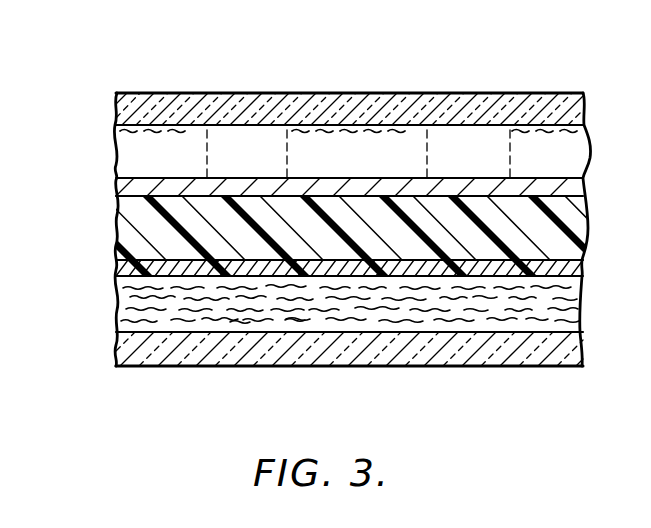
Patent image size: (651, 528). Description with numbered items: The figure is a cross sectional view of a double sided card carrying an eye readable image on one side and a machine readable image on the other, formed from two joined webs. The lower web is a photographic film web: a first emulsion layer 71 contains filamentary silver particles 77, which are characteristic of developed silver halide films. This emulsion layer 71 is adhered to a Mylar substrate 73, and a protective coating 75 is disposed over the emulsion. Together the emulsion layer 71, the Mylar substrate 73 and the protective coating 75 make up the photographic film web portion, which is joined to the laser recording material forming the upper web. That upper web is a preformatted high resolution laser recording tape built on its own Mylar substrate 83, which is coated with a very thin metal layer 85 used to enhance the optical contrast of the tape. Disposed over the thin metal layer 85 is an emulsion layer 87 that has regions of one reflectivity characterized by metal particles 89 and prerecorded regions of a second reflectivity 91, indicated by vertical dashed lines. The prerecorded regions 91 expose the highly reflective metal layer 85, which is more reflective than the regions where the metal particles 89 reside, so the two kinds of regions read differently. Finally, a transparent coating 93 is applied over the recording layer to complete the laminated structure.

The transparent coating 93 is at (117, 112).
The emulsion layer 87 is at (117, 158).
The thin metal layer 85 is at (117, 193).
The Mylar substrate 83 is at (117, 231).
The Mylar substrate 73 is at (117, 268).
The first emulsion layer 71 is at (117, 315).
The protective coating 75 is at (117, 355).
The filamentary silver particles 77 is at (293, 318).
The metal particles 89 is at (191, 130).
The regions of a second reflectivity 91 is at (252, 150).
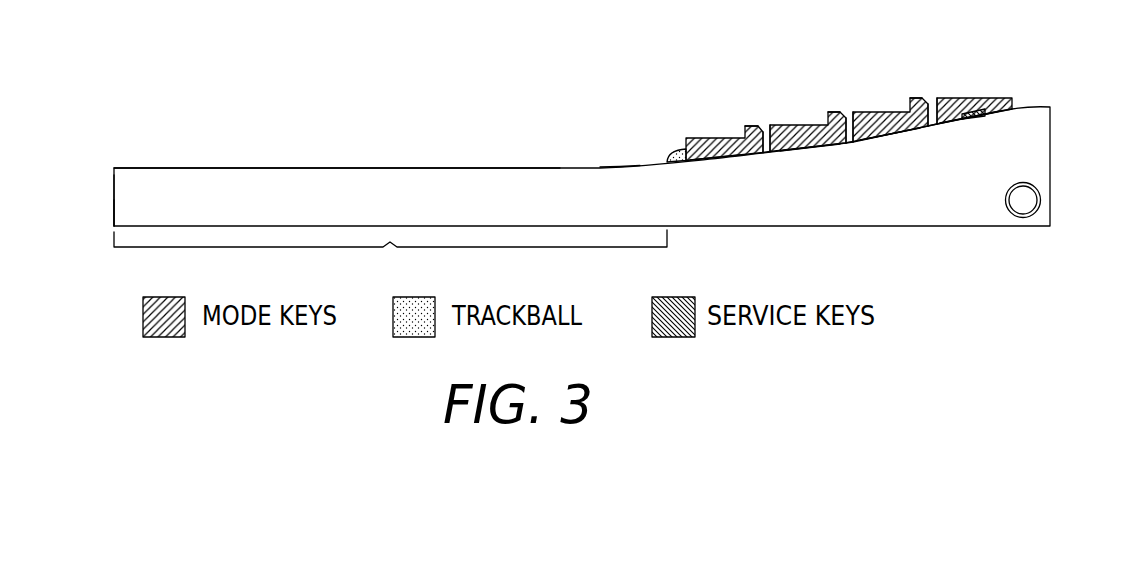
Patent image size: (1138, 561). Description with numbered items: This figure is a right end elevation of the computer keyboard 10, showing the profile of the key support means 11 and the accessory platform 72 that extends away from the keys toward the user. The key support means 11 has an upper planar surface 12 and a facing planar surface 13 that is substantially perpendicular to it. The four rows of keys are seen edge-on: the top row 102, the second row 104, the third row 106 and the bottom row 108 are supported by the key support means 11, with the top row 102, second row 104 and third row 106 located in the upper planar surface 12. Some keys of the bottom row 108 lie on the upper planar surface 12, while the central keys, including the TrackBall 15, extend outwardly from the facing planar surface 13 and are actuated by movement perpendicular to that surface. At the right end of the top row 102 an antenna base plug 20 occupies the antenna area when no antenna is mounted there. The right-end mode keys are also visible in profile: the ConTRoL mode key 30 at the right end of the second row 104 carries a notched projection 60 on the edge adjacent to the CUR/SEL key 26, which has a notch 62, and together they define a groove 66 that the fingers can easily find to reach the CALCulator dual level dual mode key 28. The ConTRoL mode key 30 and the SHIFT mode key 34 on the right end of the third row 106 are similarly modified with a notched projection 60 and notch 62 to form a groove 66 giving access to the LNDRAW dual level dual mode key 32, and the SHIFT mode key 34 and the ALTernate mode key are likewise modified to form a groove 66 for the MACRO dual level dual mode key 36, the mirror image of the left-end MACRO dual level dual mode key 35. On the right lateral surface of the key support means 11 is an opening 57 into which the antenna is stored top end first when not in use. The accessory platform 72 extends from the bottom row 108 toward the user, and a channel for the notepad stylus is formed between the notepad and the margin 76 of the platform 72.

The keyboard 10 is at (124, 186).
The key support means 11 is at (171, 178).
The upper planar surface 12 is at (238, 167).
The facing planar surface 13 is at (619, 151).
The TrackBall 15 is at (672, 156).
The antenna base plug 20 is at (977, 110).
The CUR/SEL key 26 is at (985, 98).
The CALCulator dual level dual mode key 28 is at (933, 126).
The ConTRoL mode key 30 is at (880, 112).
The LNDRAW dual level dual mode key 32 is at (850, 143).
The SHIFT mode key 34 is at (800, 125).
The MACRO dual level dual mode key 35 is at (712, 137).
The MACRO dual level dual mode key 36 is at (767, 153).
The opening 57 is at (1025, 200).
The notched projection 60 is at (752, 125).
The notch 62 is at (773, 126).
The groove 66 is at (766, 125).
The accessory platform 72 is at (390, 254).
The margin 76 is at (99, 216).
The top row 102 is at (957, 131).
The second row 104 is at (897, 147).
The third row 106 is at (812, 162).
The bottom row 108 is at (719, 175).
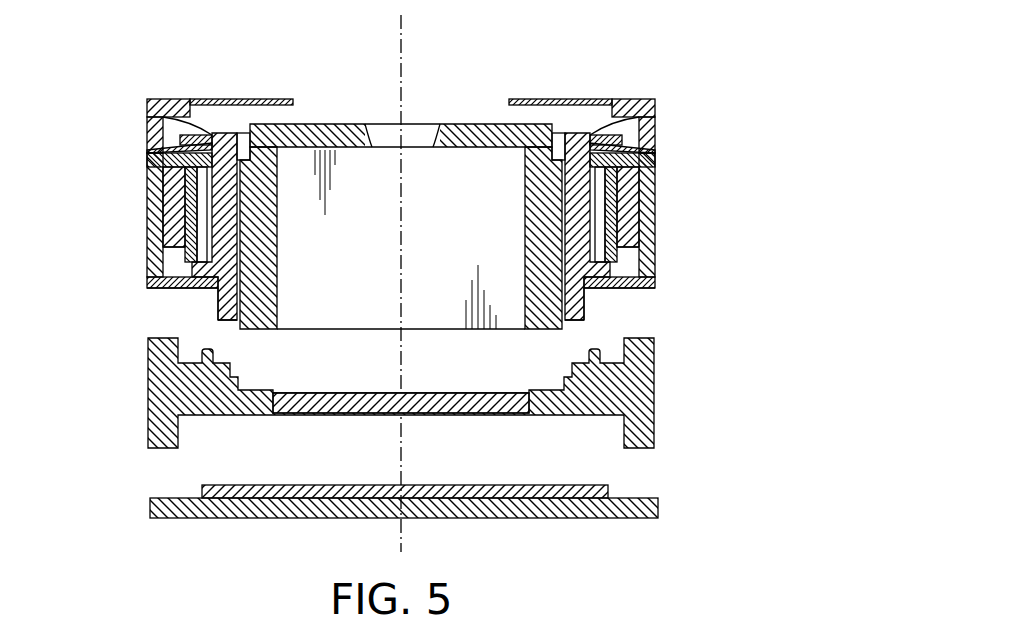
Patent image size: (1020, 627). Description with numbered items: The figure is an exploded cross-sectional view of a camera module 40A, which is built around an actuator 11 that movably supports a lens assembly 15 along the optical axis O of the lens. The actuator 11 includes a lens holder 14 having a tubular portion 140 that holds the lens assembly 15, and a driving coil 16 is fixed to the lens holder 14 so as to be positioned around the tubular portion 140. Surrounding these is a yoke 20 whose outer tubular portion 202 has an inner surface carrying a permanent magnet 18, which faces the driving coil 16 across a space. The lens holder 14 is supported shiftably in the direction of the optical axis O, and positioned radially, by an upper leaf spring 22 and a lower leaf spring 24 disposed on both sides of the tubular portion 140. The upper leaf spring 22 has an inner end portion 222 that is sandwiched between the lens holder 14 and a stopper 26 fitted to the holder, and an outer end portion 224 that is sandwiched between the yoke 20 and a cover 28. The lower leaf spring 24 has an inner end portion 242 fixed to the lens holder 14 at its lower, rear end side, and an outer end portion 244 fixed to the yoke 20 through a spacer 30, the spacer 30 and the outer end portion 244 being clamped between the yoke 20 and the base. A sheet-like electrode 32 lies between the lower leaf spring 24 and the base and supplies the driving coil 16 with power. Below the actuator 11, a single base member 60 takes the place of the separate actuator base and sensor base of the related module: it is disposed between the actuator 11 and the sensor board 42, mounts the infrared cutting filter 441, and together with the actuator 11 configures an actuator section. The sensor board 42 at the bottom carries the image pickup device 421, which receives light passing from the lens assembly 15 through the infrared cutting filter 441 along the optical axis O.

The optical axis O is at (405, 40).
The actuator 11 is at (743, 158).
The lens holder 14 is at (165, 168).
The lens assembly 15 is at (496, 124).
The driving coil 16 is at (165, 241).
The permanent magnet 18 is at (165, 217).
The yoke 20 is at (165, 191).
The upper leaf spring 22 is at (147, 117).
The lower leaf spring 24 is at (175, 290).
The stopper 26 is at (200, 135).
The cover 28 is at (165, 98).
The spacer 30 is at (160, 288).
The sheet-like electrode 32 is at (205, 288).
The camera module 40A is at (840, 44).
The sensor board 42 is at (633, 518).
The base member 60 is at (657, 388).
The tubular portion 140 is at (655, 278).
The outer tubular portion 202 is at (165, 266).
The inner end portion 222 is at (205, 143).
The outer end portion 224 is at (147, 142).
The inner end portion 242 is at (216, 282).
The outer end portion 244 is at (150, 293).
The image pickup device 421 is at (555, 487).
The infrared cutting filter 441 is at (308, 413).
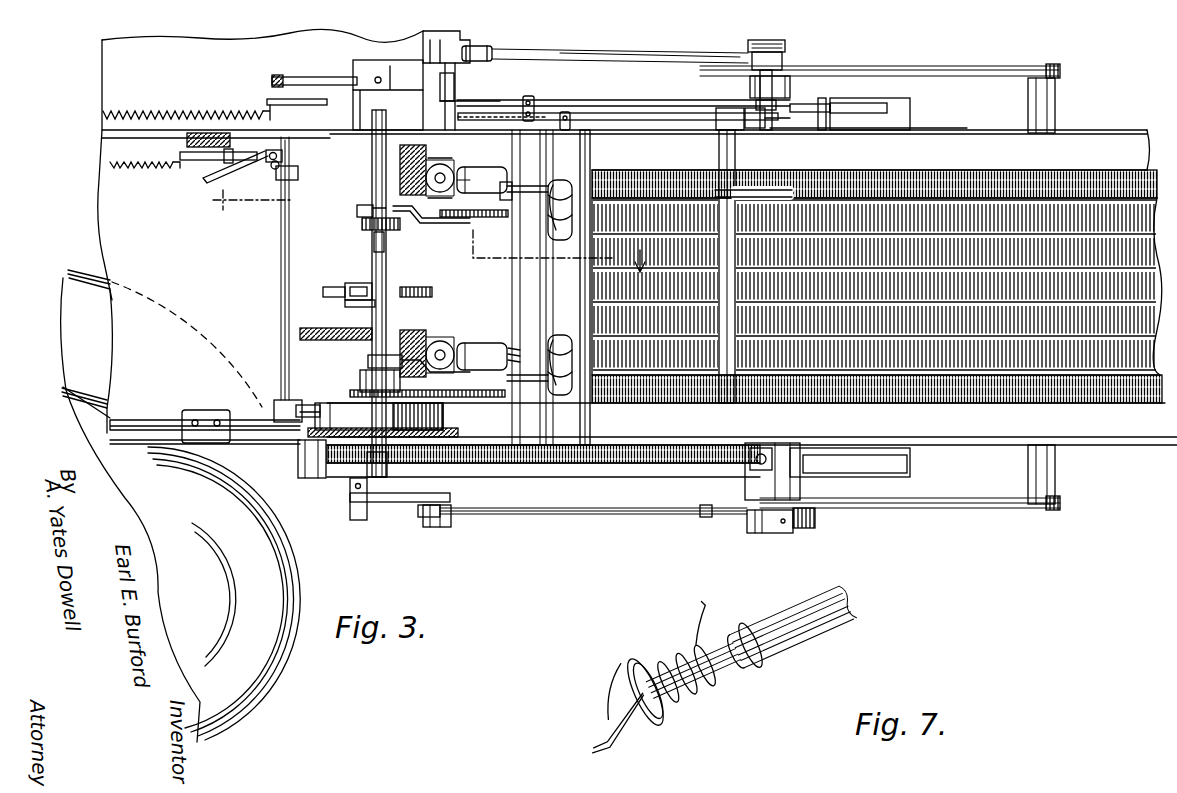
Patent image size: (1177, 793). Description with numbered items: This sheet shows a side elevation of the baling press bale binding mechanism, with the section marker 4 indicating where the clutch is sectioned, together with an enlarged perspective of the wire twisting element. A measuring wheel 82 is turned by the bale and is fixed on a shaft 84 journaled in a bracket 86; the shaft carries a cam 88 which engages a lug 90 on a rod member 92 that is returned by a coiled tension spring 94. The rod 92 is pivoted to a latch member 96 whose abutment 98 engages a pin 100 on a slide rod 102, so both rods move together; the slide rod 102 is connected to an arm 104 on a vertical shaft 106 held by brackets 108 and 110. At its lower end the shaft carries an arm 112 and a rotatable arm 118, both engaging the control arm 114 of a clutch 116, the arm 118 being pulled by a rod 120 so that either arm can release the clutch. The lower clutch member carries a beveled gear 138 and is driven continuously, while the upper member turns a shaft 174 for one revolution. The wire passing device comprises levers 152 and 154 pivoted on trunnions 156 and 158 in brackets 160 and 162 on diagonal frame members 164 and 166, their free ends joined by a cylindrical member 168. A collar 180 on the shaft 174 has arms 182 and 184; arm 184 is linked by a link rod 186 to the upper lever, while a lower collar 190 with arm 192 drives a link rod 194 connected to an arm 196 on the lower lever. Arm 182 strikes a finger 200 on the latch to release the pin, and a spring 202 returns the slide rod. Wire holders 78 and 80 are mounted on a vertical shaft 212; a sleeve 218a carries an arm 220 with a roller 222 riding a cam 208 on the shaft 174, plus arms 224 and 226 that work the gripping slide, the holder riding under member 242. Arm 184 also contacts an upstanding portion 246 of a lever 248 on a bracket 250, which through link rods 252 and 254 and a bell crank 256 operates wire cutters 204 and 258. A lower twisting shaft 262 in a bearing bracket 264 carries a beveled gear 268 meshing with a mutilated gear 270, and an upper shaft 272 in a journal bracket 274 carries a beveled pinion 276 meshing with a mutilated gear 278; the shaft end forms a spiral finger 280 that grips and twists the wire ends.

In FIG. 3, the section line 4 is at (427, 243).
In FIG. 3, the wire holder 78 is at (349, 216).
In FIG. 3, the wire holder 80 is at (352, 388).
In FIG. 3, the measuring wheel 82 is at (690, 170).
In FIG. 3, the shaft 84 is at (733, 310).
In FIG. 3, the bracket 86 is at (718, 134).
In FIG. 3, the cam 88 is at (716, 118).
In FIG. 3, the lug or stop 90 is at (760, 128).
In FIG. 3, the rod member 92 is at (662, 100).
In FIG. 3, the coiled tension spring 94 is at (178, 111).
In FIG. 3, the latch member 96 is at (206, 180).
In FIG. 3, the abutment 98 is at (266, 165).
In FIG. 3, the lug or pin 100 is at (265, 178).
In FIG. 3, the slide rod 102 is at (180, 156).
In FIG. 3, the arm 104 is at (306, 177).
In FIG. 3, the vertical shaft 106 is at (281, 258).
In FIG. 3, the bracket 108 is at (187, 140).
In FIG. 3, the bracket 110 is at (222, 445).
In FIG. 3, the arm 112 is at (277, 405).
In FIG. 3, the clutch control arm 114 is at (310, 458).
In FIG. 3, the clutch 116 is at (445, 420).
In FIG. 3, the arm 118 is at (270, 412).
In FIG. 3, the shaft or rod 120 is at (158, 418).
In FIG. 3, the beveled gear 138 is at (447, 440).
In FIG. 3, the lever 152 is at (985, 68).
In FIG. 3, the lever 154 is at (992, 510).
In FIG. 3, the axle or trunnion 156 is at (768, 50).
In FIG. 3, the axle or trunnion 158 is at (767, 533).
In FIG. 3, the bracket 160 is at (790, 90).
In FIG. 3, the bracket 162 is at (758, 468).
In FIG. 3, the frame member 164 is at (912, 112).
In FIG. 3, the frame member 166 is at (912, 466).
In FIG. 3, the vertical cylindrical member 168 is at (1057, 472).
In FIG. 3, the shaft 174 is at (372, 182).
In FIG. 3, the collar 180 is at (360, 62).
In FIG. 3, the arm 182 is at (290, 76).
In FIG. 3, the arm 184 is at (410, 60).
In FIG. 3, the link rod 186 is at (628, 44).
In FIG. 3, the collar 190 is at (356, 500).
In FIG. 3, the arm 192 is at (417, 503).
In FIG. 3, the link rod 194 is at (612, 517).
In FIG. 3, the arm 196 is at (815, 515).
In FIG. 3, the finger 200 is at (300, 100).
In FIG. 3, the coil tension spring 202 is at (176, 175).
In FIG. 3, the wire cutter 204 is at (575, 236).
In FIG. 3, the cam 208 is at (430, 284).
In FIG. 3, the vertical shaft 212 is at (362, 224).
In FIG. 3, the sleeve 218a is at (374, 242).
In FIG. 3, the arm 220 is at (352, 282).
In FIG. 3, the roller 222 is at (350, 300).
In FIG. 3, the arm 224 is at (418, 226).
In FIG. 3, the arm 226 is at (368, 360).
In FIG. 3, the member 242 is at (406, 413).
In FIG. 3, the upstanding portion 246 is at (478, 40).
In FIG. 3, the lever 248 is at (456, 84).
In FIG. 3, the bracket 250 is at (490, 116).
In FIG. 3, the link rod 252 is at (532, 96).
In FIG. 3, the link rod 254 is at (591, 150).
In FIG. 3, the bell crank 256 is at (565, 110).
In FIG. 3, the wire cutter 258 is at (574, 345).
In FIG. 3, the rotatable shaft 262 is at (504, 342).
In FIG. 7, the rotatable shaft 262 is at (690, 636).
In FIG. 3, the bearing bracket 264 is at (478, 348).
In FIG. 7, the bearing bracket 264 is at (802, 654).
In FIG. 3, the beveled gear 268 is at (440, 335).
In FIG. 3, the mutilated beveled gear 270 is at (300, 333).
In FIG. 3, the upper shaft 272 is at (503, 200).
In FIG. 3, the journal bracket 274 is at (472, 173).
In FIG. 3, the beveled pinion 276 is at (456, 218).
In FIG. 3, the mutilated gear 278 is at (427, 166).
In FIG. 7, the spiral finger or hook 280 is at (607, 682).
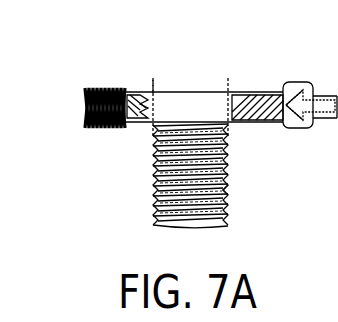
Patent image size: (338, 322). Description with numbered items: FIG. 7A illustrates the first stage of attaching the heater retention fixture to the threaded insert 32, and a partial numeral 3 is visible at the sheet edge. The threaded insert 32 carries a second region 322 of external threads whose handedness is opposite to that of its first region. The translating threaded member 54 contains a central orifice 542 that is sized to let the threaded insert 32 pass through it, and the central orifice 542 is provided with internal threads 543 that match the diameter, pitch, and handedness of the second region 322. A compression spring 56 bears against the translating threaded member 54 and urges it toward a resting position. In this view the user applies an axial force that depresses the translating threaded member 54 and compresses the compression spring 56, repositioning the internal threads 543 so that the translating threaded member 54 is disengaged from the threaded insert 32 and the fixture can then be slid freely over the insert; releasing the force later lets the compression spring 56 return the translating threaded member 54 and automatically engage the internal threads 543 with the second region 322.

The compression spring 56 is at (80, 100).
The translating threaded member 54 is at (261, 100).
The central orifice 542 is at (198, 103).
The internal threads 543 is at (152, 90).
The threaded insert 32 is at (155, 190).
The second region of external threads 322 is at (227, 192).
The implant 3 is at (334, 183).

════════════════

• Instrucciones: Entrega como lista JSON de cadenas todo el material desde la línea que contiene "Patent image size: (338, 322)." hasta el final, con una cadena por línea y sin incluir las líneas en blanco.

• Resultado:
[
  "Patent image size: (338, 322). Description with numbered items: FIG. 7A illustrates the first stage of attaching the heater retention fixture to the threaded insert 32, and a partial numeral 3 is visible at the sheet edge. The threaded insert 32 carries a second region 322 of external threads whose handedness is opposite to that of its first region. The translating threaded member 54 contains a central orifice 542 that is sized to let the threaded insert 32 pass through it, and the central orifice 542 is provided with internal threads 543 that match the diameter, pitch, and handedness of the second region 322. A compression spring 56 bears against the translating threaded member 54 and urges it toward a resting position. In this view the user applies an axial force that depresses the translating threaded member 54 and compresses the compression spring 56, repositioning the internal threads 543 so that the translating threaded member 54 is disengaged from the threaded insert 32 and the fixture can then be slid freely over the insert; releasing the force later lets the compression spring 56 return the translating threaded member 54 and automatically engage the internal threads 543 with the second region 322.",
  "The compression spring 56 is at (80, 100).",
  "The translating threaded member 54 is at (261, 100).",
  "The central orifice 542 is at (198, 103).",
  "The internal threads 543 is at (152, 90).",
  "The threaded insert 32 is at (155, 190).",
  "The second region of external threads 322 is at (227, 192).",
  "The implant 3 is at (334, 183)."
]